▸ **Written problem**:
Set down, in full, every record in the block.

▸ **Excerpted records**:
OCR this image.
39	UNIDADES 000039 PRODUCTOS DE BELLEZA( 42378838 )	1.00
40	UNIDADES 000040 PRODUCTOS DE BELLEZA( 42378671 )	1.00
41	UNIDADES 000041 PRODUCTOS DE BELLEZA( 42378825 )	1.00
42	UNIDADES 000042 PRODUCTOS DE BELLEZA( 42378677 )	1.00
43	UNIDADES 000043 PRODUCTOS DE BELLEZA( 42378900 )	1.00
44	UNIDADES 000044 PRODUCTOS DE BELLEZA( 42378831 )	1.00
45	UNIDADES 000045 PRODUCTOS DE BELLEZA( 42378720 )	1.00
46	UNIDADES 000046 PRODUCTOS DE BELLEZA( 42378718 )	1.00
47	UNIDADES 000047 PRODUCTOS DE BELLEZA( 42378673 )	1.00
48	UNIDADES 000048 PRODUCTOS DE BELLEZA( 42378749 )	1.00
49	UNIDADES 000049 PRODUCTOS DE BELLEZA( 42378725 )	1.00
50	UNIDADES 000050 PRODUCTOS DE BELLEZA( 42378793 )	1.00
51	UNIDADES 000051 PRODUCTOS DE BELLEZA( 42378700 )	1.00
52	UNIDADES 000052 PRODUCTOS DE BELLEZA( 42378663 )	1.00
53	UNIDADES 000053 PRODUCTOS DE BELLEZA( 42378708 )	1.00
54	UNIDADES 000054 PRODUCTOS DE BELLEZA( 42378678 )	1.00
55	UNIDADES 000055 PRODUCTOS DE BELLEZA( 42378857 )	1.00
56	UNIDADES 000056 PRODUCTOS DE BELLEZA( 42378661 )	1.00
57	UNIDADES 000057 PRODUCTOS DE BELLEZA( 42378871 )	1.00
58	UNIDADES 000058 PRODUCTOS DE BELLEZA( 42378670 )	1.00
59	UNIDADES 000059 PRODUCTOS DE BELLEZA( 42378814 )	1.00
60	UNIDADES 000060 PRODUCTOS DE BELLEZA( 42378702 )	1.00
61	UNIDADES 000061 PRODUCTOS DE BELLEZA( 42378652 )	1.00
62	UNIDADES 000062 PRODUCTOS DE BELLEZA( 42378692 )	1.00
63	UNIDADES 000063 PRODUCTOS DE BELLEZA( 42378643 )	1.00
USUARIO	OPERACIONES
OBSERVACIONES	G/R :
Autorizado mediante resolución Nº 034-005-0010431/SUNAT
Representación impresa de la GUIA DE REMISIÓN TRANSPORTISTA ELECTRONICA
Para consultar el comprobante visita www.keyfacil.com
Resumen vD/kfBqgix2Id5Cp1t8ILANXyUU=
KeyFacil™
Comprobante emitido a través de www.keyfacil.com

▸ **Result of this exercise**:
OCR this image.
39	UNIDADES 000039 PRODUCTOS DE BELLEZA( 42378838 )	1.00
40	UNIDADES 000040 PRODUCTOS DE BELLEZA( 42378671 )	1.00
41	UNIDADES 000041 PRODUCTOS DE BELLEZA( 42378825 )	1.00
42	UNIDADES 000042 PRODUCTOS DE BELLEZA( 42378677 )	1.00
43	UNIDADES 000043 PRODUCTOS DE BELLEZA( 42378900 )	1.00
44	UNIDADES 000044 PRODUCTOS DE BELLEZA( 42378831 )	1.00
45	UNIDADES 000045 PRODUCTOS DE BELLEZA( 42378720 )	1.00
46	UNIDADES 000046 PRODUCTOS DE BELLEZA( 42378718 )	1.00
47	UNIDADES 000047 PRODUCTOS DE BELLEZA( 42378673 )	1.00
48	UNIDADES 000048 PRODUCTOS DE BELLEZA( 42378749 )	1.00
49	UNIDADES 000049 PRODUCTOS DE BELLEZA( 42378725 )	1.00
50	UNIDADES 000050 PRODUCTOS DE BELLEZA( 42378793 )	1.00
51	UNIDADES 000051 PRODUCTOS DE BELLEZA( 42378700 )	1.00
52	UNIDADES 000052 PRODUCTOS DE BELLEZA( 42378663 )	1.00
53	UNIDADES 000053 PRODUCTOS DE BELLEZA( 42378708 )	1.00
54	UNIDADES 000054 PRODUCTOS DE BELLEZA( 42378678 )	1.00
55	UNIDADES 000055 PRODUCTOS DE BELLEZA( 42378857 )	1.00
56	UNIDADES 000056 PRODUCTOS DE BELLEZA( 42378661 )	1.00
57	UNIDADES 000057 PRODUCTOS DE BELLEZA( 42378871 )	1.00
58	UNIDADES 000058 PRODUCTOS DE BELLEZA( 42378670 )	1.00
59	UNIDADES 000059 PRODUCTOS DE BELLEZA( 42378814 )	1.00
60	UNIDADES 000060 PRODUCTOS DE BELLEZA( 42378702 )	1.00
61	UNIDADES 000061 PRODUCTOS DE BELLEZA( 42378652 )	1.00
62	UNIDADES 000062 PRODUCTOS DE BELLEZA( 42378692 )	1.00
63	UNIDADES 000063 PRODUCTOS DE BELLEZA( 42378643 )	1.00
USUARIO	OPERACIONES
OBSERVACIONES	G/R :
Autorizado mediante resolución Nº 034-005-0010431/SUNAT
Representación impresa de la GUIA DE REMISIÓN TRANSPORTISTA ELECTRONICA
Para consultar el comprobante visita www.keyfacil.com
Resumen vD/kfBqgix2Id5Cp1t8ILANXyUU=
KeyFacil™
Comprobante emitido a través de www.keyfacil.com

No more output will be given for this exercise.